• [Given instruction]:
The entire listing is to be repeated verbatim.

☆ ☆ ☆ ☆ ☆

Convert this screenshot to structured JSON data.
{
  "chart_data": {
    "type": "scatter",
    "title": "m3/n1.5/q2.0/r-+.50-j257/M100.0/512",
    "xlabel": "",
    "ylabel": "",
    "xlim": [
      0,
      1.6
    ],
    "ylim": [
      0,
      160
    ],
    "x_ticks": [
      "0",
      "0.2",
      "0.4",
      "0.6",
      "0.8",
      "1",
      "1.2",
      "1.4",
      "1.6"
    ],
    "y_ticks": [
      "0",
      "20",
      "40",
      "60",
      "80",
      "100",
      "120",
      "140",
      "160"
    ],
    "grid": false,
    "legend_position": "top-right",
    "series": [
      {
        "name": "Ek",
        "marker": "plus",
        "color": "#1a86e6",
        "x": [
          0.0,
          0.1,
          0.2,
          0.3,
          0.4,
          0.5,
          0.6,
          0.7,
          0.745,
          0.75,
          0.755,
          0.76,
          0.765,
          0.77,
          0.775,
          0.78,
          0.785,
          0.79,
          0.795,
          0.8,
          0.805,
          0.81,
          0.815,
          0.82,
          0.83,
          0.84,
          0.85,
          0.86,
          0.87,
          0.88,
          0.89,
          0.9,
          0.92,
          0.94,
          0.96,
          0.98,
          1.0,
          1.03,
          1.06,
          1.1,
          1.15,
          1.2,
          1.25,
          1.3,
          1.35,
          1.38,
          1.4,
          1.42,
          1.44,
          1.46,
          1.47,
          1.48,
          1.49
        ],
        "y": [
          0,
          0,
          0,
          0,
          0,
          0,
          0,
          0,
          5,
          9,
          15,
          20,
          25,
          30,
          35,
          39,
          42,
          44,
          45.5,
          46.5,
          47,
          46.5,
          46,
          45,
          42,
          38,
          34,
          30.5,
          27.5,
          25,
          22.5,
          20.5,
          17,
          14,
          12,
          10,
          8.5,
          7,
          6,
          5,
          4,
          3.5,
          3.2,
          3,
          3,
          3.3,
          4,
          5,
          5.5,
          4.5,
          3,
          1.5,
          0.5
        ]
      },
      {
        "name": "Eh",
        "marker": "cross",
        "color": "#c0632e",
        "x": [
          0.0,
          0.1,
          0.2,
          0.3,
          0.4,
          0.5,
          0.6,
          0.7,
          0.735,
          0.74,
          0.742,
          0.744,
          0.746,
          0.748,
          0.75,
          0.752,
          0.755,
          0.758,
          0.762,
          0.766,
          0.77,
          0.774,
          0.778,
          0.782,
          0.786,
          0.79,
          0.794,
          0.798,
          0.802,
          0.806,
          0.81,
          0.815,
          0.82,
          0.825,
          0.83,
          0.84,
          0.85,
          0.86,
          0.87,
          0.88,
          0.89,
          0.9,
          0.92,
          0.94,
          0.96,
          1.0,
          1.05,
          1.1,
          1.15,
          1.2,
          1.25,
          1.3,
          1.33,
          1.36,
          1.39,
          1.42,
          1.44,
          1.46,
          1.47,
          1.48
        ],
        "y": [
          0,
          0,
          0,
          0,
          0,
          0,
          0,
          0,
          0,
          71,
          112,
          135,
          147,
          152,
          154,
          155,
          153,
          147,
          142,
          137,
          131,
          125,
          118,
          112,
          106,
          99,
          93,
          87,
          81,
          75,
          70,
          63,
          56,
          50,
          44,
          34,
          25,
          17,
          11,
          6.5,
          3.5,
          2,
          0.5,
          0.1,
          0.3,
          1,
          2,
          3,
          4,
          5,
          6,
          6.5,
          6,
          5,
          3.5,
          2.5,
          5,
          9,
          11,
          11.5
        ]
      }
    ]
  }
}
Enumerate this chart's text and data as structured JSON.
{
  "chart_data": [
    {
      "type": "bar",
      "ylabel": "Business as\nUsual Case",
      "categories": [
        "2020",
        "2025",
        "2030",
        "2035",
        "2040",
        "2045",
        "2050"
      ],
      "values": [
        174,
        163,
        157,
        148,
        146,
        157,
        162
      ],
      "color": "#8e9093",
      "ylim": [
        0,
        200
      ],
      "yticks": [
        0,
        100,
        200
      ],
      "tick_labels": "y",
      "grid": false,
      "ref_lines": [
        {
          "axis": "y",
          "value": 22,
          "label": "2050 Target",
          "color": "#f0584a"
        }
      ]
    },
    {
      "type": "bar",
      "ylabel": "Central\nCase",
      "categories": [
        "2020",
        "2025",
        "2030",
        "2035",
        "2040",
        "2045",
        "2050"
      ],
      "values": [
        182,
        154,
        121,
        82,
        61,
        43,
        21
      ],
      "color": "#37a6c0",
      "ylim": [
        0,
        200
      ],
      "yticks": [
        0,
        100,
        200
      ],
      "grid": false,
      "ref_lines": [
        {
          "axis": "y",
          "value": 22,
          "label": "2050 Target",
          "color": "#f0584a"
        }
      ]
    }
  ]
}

☆ ☆ ☆ ☆ ☆

• [Written reply]:
Convert this screenshot to structured JSON data.
{
  "chart_data": {
    "type": "scatter",
    "title": "m3/n1.5/q2.0/r-+.50-j257/M100.0/512",
    "xlabel": "",
    "ylabel": "",
    "xlim": [
      0,
      1.6
    ],
    "ylim": [
      0,
      160
    ],
    "x_ticks": [
      "0",
      "0.2",
      "0.4",
      "0.6",
      "0.8",
      "1",
      "1.2",
      "1.4",
      "1.6"
    ],
    "y_ticks": [
      "0",
      "20",
      "40",
      "60",
      "80",
      "100",
      "120",
      "140",
      "160"
    ],
    "grid": false,
    "legend_position": "top-right",
    "series": [
      {
        "name": "Ek",
        "marker": "plus",
        "color": "#1a86e6",
        "x": [
          0.0,
          0.1,
          0.2,
          0.3,
          0.4,
          0.5,
          0.6,
          0.7,
          0.745,
          0.75,
          0.755,
          0.76,
          0.765,
          0.77,
          0.775,
          0.78,
          0.785,
          0.79,
          0.795,
          0.8,
          0.805,
          0.81,
          0.815,
          0.82,
          0.83,
          0.84,
          0.85,
          0.86,
          0.87,
          0.88,
          0.89,
          0.9,
          0.92,
          0.94,
          0.96,
          0.98,
          1.0,
          1.03,
          1.06,
          1.1,
          1.15,
          1.2,
          1.25,
          1.3,
          1.35,
          1.38,
          1.4,
          1.42,
          1.44,
          1.46,
          1.47,
          1.48,
          1.49
        ],
        "y": [
          0,
          0,
          0,
          0,
          0,
          0,
          0,
          0,
          5,
          9,
          15,
          20,
          25,
          30,
          35,
          39,
          42,
          44,
          45.5,
          46.5,
          47,
          46.5,
          46,
          45,
          42,
          38,
          34,
          30.5,
          27.5,
          25,
          22.5,
          20.5,
          17,
          14,
          12,
          10,
          8.5,
          7,
          6,
          5,
          4,
          3.5,
          3.2,
          3,
          3,
          3.3,
          4,
          5,
          5.5,
          4.5,
          3,
          1.5,
          0.5
        ]
      },
      {
        "name": "Eh",
        "marker": "cross",
        "color": "#c0632e",
        "x": [
          0.0,
          0.1,
          0.2,
          0.3,
          0.4,
          0.5,
          0.6,
          0.7,
          0.735,
          0.74,
          0.742,
          0.744,
          0.746,
          0.748,
          0.75,
          0.752,
          0.755,
          0.758,
          0.762,
          0.766,
          0.77,
          0.774,
          0.778,
          0.782,
          0.786,
          0.79,
          0.794,
          0.798,
          0.802,
          0.806,
          0.81,
          0.815,
          0.82,
          0.825,
          0.83,
          0.84,
          0.85,
          0.86,
          0.87,
          0.88,
          0.89,
          0.9,
          0.92,
          0.94,
          0.96,
          1.0,
          1.05,
          1.1,
          1.15,
          1.2,
          1.25,
          1.3,
          1.33,
          1.36,
          1.39,
          1.42,
          1.44,
          1.46,
          1.47,
          1.48
        ],
        "y": [
          0,
          0,
          0,
          0,
          0,
          0,
          0,
          0,
          0,
          71,
          112,
          135,
          147,
          152,
          154,
          155,
          153,
          147,
          142,
          137,
          131,
          125,
          118,
          112,
          106,
          99,
          93,
          87,
          81,
          75,
          70,
          63,
          56,
          50,
          44,
          34,
          25,
          17,
          11,
          6.5,
          3.5,
          2,
          0.5,
          0.1,
          0.3,
          1,
          2,
          3,
          4,
          5,
          6,
          6.5,
          6,
          5,
          3.5,
          2.5,
          5,
          9,
          11,
          11.5
        ]
      }
    ]
  }
}
Enumerate this chart's text and data as structured JSON.
{
  "chart_data": [
    {
      "type": "bar",
      "ylabel": "Business as\nUsual Case",
      "categories": [
        "2020",
        "2025",
        "2030",
        "2035",
        "2040",
        "2045",
        "2050"
      ],
      "values": [
        174,
        163,
        157,
        148,
        146,
        157,
        162
      ],
      "color": "#8e9093",
      "ylim": [
        0,
        200
      ],
      "yticks": [
        0,
        100,
        200
      ],
      "tick_labels": "y",
      "grid": false,
      "ref_lines": [
        {
          "axis": "y",
          "value": 22,
          "label": "2050 Target",
          "color": "#f0584a"
        }
      ]
    },
    {
      "type": "bar",
      "ylabel": "Central\nCase",
      "categories": [
        "2020",
        "2025",
        "2030",
        "2035",
        "2040",
        "2045",
        "2050"
      ],
      "values": [
        182,
        154,
        121,
        82,
        61,
        43,
        21
      ],
      "color": "#37a6c0",
      "ylim": [
        0,
        200
      ],
      "yticks": [
        0,
        100,
        200
      ],
      "grid": false,
      "ref_lines": [
        {
          "axis": "y",
          "value": 22,
          "label": "2050 Target",
          "color": "#f0584a"
        }
      ]
    }
  ]
}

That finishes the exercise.